The exercise:
Please output the lines shown below exactly as they appear.

Stored dataset items:
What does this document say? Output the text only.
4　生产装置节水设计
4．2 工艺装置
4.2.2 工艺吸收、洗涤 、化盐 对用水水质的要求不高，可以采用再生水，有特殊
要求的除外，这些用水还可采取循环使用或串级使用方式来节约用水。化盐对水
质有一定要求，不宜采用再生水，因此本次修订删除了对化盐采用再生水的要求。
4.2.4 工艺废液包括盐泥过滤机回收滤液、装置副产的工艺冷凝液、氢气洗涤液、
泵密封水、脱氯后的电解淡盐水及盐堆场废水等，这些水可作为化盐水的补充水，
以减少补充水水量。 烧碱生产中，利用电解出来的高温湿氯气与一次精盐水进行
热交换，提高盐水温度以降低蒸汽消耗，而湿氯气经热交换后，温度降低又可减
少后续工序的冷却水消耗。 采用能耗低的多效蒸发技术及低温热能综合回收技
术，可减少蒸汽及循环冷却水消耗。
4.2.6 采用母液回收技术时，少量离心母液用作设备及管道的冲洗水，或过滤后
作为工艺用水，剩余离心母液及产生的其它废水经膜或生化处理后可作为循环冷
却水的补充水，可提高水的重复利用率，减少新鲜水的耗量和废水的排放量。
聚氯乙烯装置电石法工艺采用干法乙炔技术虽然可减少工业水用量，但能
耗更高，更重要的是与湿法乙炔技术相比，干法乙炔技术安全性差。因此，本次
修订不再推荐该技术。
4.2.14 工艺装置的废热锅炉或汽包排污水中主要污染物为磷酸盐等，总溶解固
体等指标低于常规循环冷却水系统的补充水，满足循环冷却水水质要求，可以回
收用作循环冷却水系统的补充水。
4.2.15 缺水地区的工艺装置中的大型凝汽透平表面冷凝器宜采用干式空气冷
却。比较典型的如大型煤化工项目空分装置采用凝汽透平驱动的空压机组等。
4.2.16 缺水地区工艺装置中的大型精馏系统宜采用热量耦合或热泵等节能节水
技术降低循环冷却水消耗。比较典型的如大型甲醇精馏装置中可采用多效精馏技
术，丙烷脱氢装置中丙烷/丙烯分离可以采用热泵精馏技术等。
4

Problem solution:
What does this document say? Output the text only.
4　生产装置节水设计
4．2 工艺装置
4.2.2 工艺吸收、洗涤 、化盐 对用水水质的要求不高，可以采用再生水，有特殊
要求的除外，这些用水还可采取循环使用或串级使用方式来节约用水。化盐对水
质有一定要求，不宜采用再生水，因此本次修订删除了对化盐采用再生水的要求。
4.2.4 工艺废液包括盐泥过滤机回收滤液、装置副产的工艺冷凝液、氢气洗涤液、
泵密封水、脱氯后的电解淡盐水及盐堆场废水等，这些水可作为化盐水的补充水，
以减少补充水水量。 烧碱生产中，利用电解出来的高温湿氯气与一次精盐水进行
热交换，提高盐水温度以降低蒸汽消耗，而湿氯气经热交换后，温度降低又可减
少后续工序的冷却水消耗。 采用能耗低的多效蒸发技术及低温热能综合回收技
术，可减少蒸汽及循环冷却水消耗。
4.2.6 采用母液回收技术时，少量离心母液用作设备及管道的冲洗水，或过滤后
作为工艺用水，剩余离心母液及产生的其它废水经膜或生化处理后可作为循环冷
却水的补充水，可提高水的重复利用率，减少新鲜水的耗量和废水的排放量。
聚氯乙烯装置电石法工艺采用干法乙炔技术虽然可减少工业水用量，但能
耗更高，更重要的是与湿法乙炔技术相比，干法乙炔技术安全性差。因此，本次
修订不再推荐该技术。
4.2.14 工艺装置的废热锅炉或汽包排污水中主要污染物为磷酸盐等，总溶解固
体等指标低于常规循环冷却水系统的补充水，满足循环冷却水水质要求，可以回
收用作循环冷却水系统的补充水。
4.2.15 缺水地区的工艺装置中的大型凝汽透平表面冷凝器宜采用干式空气冷
却。比较典型的如大型煤化工项目空分装置采用凝汽透平驱动的空压机组等。
4.2.16 缺水地区工艺装置中的大型精馏系统宜采用热量耦合或热泵等节能节水
技术降低循环冷却水消耗。比较典型的如大型甲醇精馏装置中可采用多效精馏技
术，丙烷脱氢装置中丙烷/丙烯分离可以采用热泵精馏技术等。
4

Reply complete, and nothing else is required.